## EXTRACTED ENTRIES
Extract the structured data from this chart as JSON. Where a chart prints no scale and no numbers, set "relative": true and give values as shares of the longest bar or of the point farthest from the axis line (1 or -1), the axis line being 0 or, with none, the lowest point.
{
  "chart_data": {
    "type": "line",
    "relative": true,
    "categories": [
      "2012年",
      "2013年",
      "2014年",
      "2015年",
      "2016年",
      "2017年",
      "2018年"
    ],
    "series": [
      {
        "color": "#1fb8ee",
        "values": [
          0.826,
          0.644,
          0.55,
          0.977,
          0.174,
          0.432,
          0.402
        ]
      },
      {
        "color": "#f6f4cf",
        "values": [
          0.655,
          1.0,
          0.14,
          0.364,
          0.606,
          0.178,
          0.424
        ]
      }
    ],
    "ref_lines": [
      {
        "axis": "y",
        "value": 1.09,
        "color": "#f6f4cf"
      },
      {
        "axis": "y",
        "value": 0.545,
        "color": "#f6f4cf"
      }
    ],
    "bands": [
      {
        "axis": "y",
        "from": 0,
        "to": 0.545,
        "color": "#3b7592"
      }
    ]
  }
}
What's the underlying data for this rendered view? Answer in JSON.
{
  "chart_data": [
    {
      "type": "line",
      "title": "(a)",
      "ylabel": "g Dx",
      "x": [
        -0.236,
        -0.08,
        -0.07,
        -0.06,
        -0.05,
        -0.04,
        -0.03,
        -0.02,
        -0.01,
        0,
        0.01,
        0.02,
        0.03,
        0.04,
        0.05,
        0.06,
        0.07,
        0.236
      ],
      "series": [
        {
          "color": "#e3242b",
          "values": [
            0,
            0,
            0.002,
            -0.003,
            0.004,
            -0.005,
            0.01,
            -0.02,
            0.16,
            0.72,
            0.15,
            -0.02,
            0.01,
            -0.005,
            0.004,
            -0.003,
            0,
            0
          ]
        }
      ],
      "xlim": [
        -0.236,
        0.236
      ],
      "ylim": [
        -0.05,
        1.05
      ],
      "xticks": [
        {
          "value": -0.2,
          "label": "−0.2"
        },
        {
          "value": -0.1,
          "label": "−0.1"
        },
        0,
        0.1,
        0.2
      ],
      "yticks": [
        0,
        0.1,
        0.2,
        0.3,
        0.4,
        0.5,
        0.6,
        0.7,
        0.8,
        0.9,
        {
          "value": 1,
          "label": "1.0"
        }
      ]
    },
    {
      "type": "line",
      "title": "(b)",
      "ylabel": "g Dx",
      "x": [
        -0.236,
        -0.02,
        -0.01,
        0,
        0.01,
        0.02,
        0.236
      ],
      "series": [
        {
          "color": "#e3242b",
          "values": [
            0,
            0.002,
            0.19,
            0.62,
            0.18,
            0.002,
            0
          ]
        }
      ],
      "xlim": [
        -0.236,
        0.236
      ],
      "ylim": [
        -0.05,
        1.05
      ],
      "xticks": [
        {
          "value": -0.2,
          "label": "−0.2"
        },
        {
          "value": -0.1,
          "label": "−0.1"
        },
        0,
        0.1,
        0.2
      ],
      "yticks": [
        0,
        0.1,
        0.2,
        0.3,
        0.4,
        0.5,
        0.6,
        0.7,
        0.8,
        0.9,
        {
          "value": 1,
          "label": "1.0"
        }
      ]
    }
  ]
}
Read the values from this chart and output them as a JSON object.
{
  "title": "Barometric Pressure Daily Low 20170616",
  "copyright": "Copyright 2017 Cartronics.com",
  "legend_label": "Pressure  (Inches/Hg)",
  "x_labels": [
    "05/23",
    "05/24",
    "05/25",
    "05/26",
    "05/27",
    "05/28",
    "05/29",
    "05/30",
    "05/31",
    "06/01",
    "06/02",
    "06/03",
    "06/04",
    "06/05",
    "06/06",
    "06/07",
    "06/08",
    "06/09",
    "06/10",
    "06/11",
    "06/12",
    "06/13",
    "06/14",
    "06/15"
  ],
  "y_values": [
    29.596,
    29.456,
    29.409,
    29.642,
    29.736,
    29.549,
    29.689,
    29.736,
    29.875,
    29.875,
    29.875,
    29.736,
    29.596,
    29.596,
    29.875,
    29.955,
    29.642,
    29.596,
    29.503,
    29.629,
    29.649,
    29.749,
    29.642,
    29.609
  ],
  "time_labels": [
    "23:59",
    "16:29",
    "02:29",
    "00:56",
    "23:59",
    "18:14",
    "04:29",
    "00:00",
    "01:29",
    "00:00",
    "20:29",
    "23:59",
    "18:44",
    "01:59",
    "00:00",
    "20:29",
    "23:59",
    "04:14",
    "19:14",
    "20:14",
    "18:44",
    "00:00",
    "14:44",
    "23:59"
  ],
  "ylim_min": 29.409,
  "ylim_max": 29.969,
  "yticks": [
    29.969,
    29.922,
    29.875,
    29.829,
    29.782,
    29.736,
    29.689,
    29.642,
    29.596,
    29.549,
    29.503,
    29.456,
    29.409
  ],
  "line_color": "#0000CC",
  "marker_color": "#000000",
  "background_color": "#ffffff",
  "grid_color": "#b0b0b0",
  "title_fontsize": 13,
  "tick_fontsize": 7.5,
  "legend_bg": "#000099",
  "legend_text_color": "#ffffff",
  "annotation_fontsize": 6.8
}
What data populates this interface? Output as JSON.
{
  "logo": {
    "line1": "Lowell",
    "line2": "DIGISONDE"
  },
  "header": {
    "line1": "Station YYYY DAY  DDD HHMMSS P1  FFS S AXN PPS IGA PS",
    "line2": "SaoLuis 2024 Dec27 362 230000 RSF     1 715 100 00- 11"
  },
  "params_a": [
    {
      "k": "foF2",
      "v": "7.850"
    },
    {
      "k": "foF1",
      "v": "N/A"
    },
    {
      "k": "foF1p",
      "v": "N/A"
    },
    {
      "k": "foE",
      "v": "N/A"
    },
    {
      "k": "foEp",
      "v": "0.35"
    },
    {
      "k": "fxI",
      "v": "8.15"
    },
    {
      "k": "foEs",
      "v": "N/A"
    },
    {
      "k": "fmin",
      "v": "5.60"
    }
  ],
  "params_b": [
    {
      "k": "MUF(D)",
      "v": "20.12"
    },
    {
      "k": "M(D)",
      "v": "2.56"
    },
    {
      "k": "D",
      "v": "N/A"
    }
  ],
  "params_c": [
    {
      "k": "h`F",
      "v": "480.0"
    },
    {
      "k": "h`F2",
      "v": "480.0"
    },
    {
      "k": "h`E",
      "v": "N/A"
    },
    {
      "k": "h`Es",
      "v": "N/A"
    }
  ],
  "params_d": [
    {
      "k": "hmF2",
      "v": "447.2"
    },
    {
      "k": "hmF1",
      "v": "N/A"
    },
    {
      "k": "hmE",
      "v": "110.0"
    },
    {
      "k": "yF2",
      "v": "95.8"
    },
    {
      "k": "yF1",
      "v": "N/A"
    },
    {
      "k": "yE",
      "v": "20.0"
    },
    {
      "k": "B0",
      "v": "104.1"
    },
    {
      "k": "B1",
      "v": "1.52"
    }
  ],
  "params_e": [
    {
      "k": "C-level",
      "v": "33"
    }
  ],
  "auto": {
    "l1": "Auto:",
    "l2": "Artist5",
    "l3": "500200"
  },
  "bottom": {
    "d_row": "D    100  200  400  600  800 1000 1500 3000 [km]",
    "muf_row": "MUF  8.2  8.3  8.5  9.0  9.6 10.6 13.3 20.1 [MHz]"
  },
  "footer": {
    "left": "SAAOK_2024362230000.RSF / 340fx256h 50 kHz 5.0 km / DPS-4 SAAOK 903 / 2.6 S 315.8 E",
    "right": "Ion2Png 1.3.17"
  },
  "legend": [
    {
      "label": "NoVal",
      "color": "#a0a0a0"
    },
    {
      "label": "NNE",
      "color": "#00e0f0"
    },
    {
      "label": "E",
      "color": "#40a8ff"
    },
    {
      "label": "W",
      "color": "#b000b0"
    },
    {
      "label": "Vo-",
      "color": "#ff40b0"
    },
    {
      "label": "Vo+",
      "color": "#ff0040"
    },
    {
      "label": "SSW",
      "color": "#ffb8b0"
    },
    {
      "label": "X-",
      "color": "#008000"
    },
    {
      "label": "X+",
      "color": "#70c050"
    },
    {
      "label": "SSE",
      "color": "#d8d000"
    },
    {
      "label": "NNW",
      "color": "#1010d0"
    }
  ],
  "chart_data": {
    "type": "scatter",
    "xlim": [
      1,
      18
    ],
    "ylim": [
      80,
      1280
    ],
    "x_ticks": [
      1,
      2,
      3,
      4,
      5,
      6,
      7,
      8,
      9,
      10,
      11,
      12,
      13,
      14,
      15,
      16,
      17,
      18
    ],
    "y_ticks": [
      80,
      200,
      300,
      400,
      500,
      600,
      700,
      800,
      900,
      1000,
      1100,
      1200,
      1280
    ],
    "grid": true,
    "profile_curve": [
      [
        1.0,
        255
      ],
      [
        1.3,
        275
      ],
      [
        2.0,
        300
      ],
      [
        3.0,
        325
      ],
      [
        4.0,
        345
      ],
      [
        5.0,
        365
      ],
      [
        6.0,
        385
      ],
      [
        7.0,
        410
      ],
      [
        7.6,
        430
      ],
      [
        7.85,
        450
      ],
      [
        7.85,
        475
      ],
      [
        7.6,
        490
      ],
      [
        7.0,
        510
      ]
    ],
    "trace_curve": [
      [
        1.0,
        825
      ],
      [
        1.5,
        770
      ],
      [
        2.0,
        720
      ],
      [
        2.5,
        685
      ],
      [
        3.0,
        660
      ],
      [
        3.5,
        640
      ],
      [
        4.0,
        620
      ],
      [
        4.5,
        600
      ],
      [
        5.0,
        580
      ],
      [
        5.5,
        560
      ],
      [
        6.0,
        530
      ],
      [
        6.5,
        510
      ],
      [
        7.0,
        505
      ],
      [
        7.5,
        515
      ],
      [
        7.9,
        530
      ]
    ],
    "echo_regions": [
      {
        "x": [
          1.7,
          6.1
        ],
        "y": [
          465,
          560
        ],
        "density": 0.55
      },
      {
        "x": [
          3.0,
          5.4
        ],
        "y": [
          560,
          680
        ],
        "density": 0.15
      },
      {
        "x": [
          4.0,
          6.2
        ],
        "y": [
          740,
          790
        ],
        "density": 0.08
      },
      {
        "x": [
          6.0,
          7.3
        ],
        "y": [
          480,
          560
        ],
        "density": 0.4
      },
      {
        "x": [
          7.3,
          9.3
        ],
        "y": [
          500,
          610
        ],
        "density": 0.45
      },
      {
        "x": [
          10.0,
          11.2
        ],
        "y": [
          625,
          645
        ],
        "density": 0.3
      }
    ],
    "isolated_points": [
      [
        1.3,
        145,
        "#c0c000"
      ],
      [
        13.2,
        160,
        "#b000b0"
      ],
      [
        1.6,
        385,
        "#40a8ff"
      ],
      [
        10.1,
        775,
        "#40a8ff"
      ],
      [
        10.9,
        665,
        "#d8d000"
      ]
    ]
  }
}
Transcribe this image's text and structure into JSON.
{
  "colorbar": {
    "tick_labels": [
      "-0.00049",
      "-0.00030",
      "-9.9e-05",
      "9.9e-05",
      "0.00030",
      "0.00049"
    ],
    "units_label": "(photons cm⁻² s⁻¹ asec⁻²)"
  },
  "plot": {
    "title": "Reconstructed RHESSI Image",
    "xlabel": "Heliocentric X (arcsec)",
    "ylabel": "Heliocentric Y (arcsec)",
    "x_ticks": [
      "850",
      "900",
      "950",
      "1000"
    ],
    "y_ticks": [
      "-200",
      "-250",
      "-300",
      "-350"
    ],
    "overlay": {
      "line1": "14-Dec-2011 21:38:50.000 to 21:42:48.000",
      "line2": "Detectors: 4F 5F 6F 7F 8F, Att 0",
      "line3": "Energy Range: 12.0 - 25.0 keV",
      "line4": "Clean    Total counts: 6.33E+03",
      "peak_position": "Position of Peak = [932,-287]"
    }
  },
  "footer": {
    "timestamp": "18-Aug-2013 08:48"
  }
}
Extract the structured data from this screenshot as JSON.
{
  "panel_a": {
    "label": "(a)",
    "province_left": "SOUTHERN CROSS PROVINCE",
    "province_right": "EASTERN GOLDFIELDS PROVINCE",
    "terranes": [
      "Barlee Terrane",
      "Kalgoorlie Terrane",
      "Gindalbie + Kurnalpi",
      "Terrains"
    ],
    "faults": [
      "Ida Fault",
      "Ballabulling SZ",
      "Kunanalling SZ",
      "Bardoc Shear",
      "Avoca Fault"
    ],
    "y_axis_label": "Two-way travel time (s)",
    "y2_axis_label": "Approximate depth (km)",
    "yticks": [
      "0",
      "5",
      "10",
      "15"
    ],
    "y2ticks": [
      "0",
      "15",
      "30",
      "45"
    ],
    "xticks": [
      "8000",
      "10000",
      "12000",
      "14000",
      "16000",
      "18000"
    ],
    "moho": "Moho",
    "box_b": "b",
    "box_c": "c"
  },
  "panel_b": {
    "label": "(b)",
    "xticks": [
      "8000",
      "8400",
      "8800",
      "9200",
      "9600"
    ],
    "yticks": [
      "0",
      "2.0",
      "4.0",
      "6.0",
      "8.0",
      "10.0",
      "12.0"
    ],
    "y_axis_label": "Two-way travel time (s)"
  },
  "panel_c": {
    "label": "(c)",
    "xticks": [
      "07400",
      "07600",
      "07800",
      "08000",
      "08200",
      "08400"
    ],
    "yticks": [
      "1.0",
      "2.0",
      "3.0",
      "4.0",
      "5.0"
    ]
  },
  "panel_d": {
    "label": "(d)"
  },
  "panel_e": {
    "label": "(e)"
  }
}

## DIRECTIONS FOR THIS TASK
Look through the entries above and report each line where the string "travel" occurs.

## ANSWER
    "y_axis_label": "Two-way travel time (s)",
    "y_axis_label": "Two-way travel time (s)"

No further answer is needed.